··· DATASET ENTRIES

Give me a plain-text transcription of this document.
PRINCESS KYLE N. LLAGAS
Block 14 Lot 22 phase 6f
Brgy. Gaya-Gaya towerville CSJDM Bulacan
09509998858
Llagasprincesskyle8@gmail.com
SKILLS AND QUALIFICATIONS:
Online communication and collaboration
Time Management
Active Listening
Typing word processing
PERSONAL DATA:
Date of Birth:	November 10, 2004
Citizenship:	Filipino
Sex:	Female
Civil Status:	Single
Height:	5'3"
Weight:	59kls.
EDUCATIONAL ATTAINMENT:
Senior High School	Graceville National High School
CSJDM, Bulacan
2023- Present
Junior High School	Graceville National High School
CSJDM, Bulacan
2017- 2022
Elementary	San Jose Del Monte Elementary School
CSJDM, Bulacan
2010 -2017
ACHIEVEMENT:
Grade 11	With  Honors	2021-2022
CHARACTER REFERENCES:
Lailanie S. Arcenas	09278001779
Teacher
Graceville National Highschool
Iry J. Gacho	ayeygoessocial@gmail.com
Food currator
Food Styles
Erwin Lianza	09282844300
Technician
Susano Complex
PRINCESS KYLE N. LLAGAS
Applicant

······

* WHAT IS NEEDED:
List each line of the entries that holds the string "Graceville".

* OUTPUT OF THE TASK:
Senior High School	Graceville National High School
Junior High School	Graceville National High School
Graceville National Highschool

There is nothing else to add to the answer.